* [DO THIS]: Below are records to transcribe exactly, without their pictures.

* [RECORDED INFORMATION]:
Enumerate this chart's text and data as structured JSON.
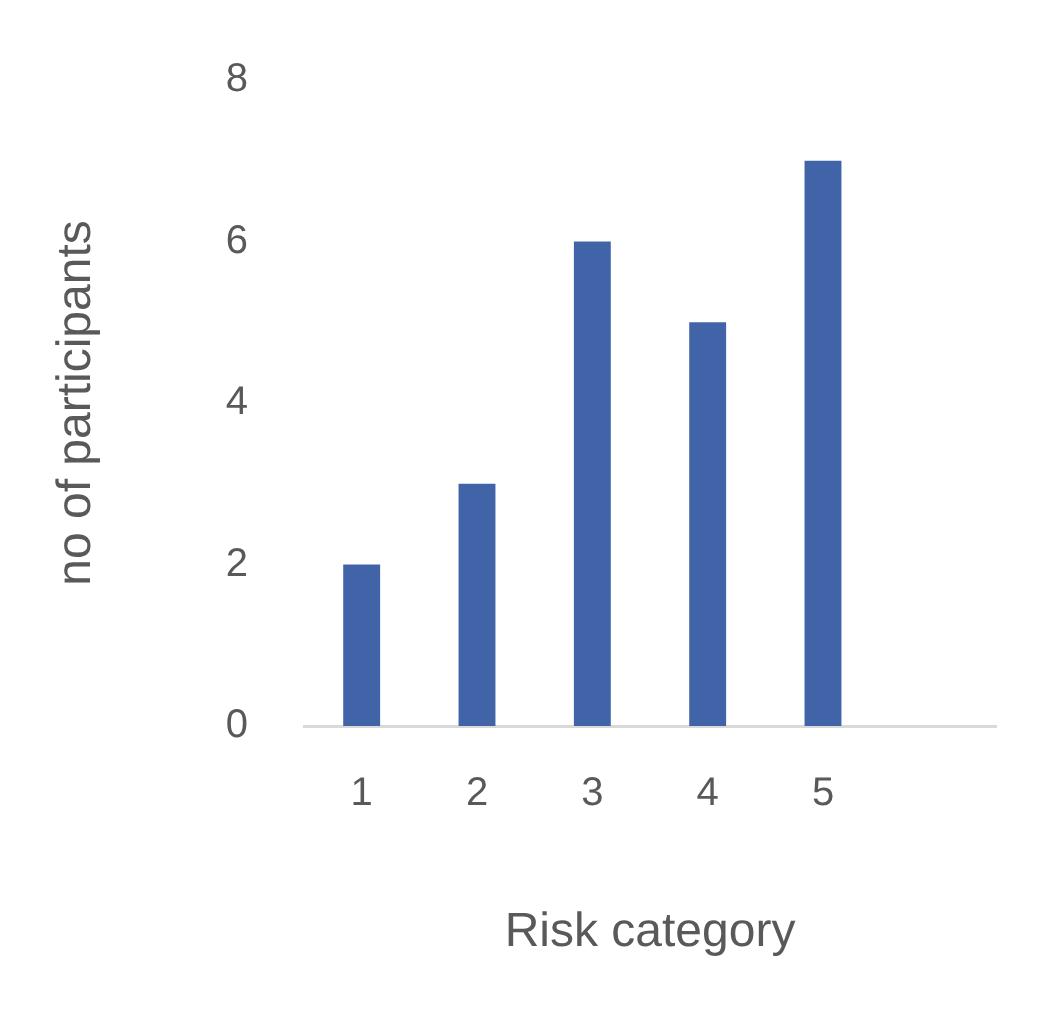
{
  "chart_data": {
    "type": "bar",
    "xlabel": "Risk category",
    "ylabel": "no of participants",
    "categories": [
      "1",
      "2",
      "3",
      "4",
      "5",
      null
    ],
    "values": [
      2,
      3,
      6,
      5,
      7,
      null
    ],
    "color": "#4164a9",
    "ylim": [
      0,
      8
    ],
    "yticks": [
      0,
      2,
      4,
      6,
      8
    ],
    "grid": false,
    "legend": false
  }
}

* [FULL RESPONSE]:
Enumerate this chart's text and data as structured JSON.
{
  "chart_data": {
    "type": "bar",
    "xlabel": "Risk category",
    "ylabel": "no of participants",
    "categories": [
      "1",
      "2",
      "3",
      "4",
      "5",
      null
    ],
    "values": [
      2,
      3,
      6,
      5,
      7,
      null
    ],
    "color": "#4164a9",
    "ylim": [
      0,
      8
    ],
    "yticks": [
      0,
      2,
      4,
      6,
      8
    ],
    "grid": false,
    "legend": false
  }
}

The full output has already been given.